Provided data:
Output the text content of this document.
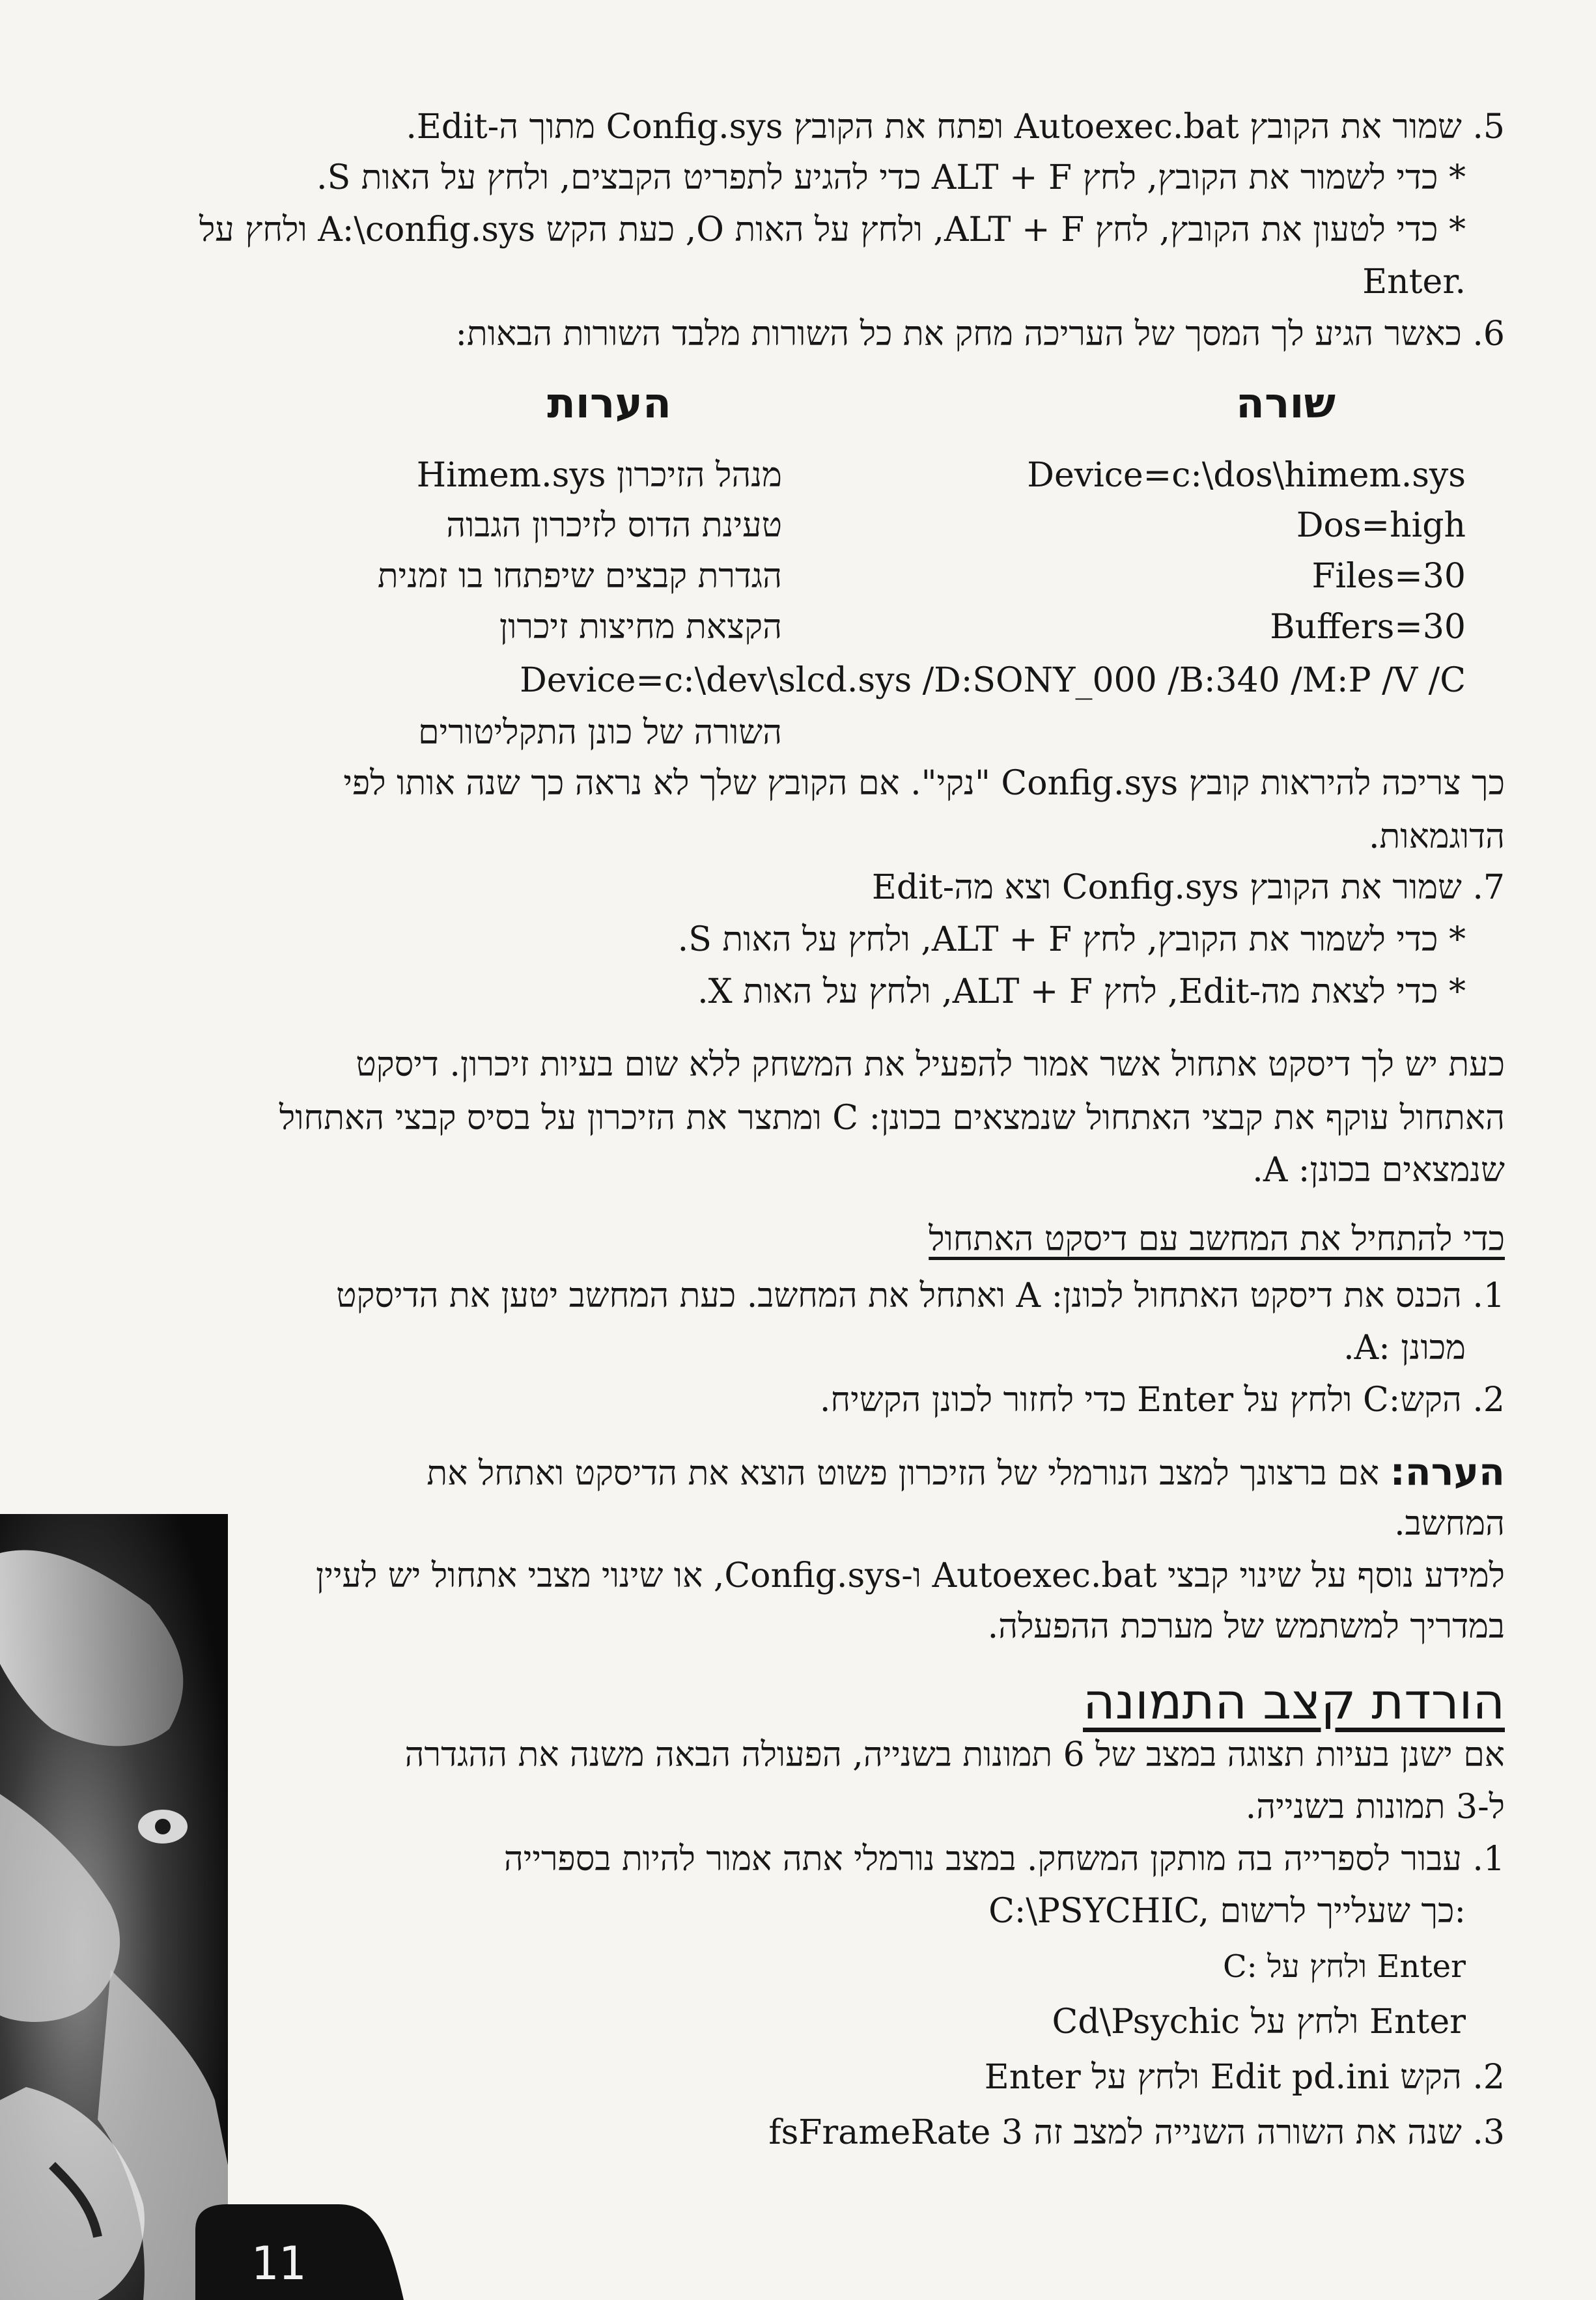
5. שמור את הקובץ Autoexec.bat ופתח את הקובץ Config.sys מתוך ה-Edit.
* כדי לשמור את הקובץ, לחץ ALT + F כדי להגיע לתפריט הקבצים, ולחץ על האות S.
* כדי לטעון את הקובץ, לחץ ALT + F, ולחץ על האות O, כעת הקש A:\config.sys ולחץ על
Enter.
6. כאשר הגיע לך המסך של העריכה מחק את כל השורות מלבד השורות הבאות:
שורה
הערות
Device=c:\dos\himem.sys
מנהל הזיכרון Himem.sys
Dos=high
טעינת הדוס לזיכרון הגבוה
Files=30
הגדרת קבצים שיפתחו בו זמנית
Buffers=30
הקצאת מחיצות זיכרון
Device=c:\dev\slcd.sys /D:SONY_000 /B:340 /M:P /V /C
השורה של כונן התקליטורים
כך צריכה להיראות קובץ Config.sys "נקי". אם הקובץ שלך לא נראה כך שנה אותו לפי
הדוגמאות.
7. שמור את הקובץ Config.sys וצא מה-Edit
* כדי לשמור את הקובץ, לחץ ALT + F, ולחץ על האות S.
* כדי לצאת מה-Edit, לחץ ALT + F, ולחץ על האות X.
כעת יש לך דיסקט אתחול אשר אמור להפעיל את המשחק ללא שום בעיות זיכרון. דיסקט
האתחול עוקף את קבצי האתחול שנמצאים בכונן: C ומתצר את הזיכרון על בסיס קבצי האתחול
שנמצאים בכונן: A.
כדי להתחיל את המחשב עם דיסקט האתחול
1. הכנס את דיסקט האתחול לכונן: A ואתחל את המחשב. כעת המחשב יטען את הדיסקט
מכונן :A.
2. הקש:C ולחץ על Enter כדי לחזור לכונן הקשיח.
הערה: אם ברצונך למצב הנורמלי של הזיכרון פשוט הוצא את הדיסקט ואתחל את
המחשב.
למידע נוסף על שינוי קבצי Autoexec.bat ו-Config.sys, או שינוי מצבי אתחול יש לעיין
במדריך למשתמש של מערכת ההפעלה.
הורדת קצב התמונה
אם ישנן בעיות תצוגה במצב של 6 תמונות בשנייה, הפעולה הבאה משנה את ההגדרה
ל-3 תמונות בשנייה.
1. עבור לספרייה בה מותקן המשחק. במצב נורמלי אתה אמור להיות בספרייה
C:\PSYCHIC, כך שעלייך לרשום:
C: ולחץ על Enter
Cd\Psychic ולחץ על Enter
2. הקש Edit pd.ini ולחץ על Enter
3. שנה את השורה השנייה למצב זה fsFrameRate 3
11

Exercise description: Pick out each line that holds the string "במצב".

Right answer:
אם ישנן בעיות תצוגה במצב של 6 תמונות בשנייה, הפעולה הבאה משנה את ההגדרה
1. עבור לספרייה בה מותקן המשחק. במצב נורמלי אתה אמור להיות בספרייה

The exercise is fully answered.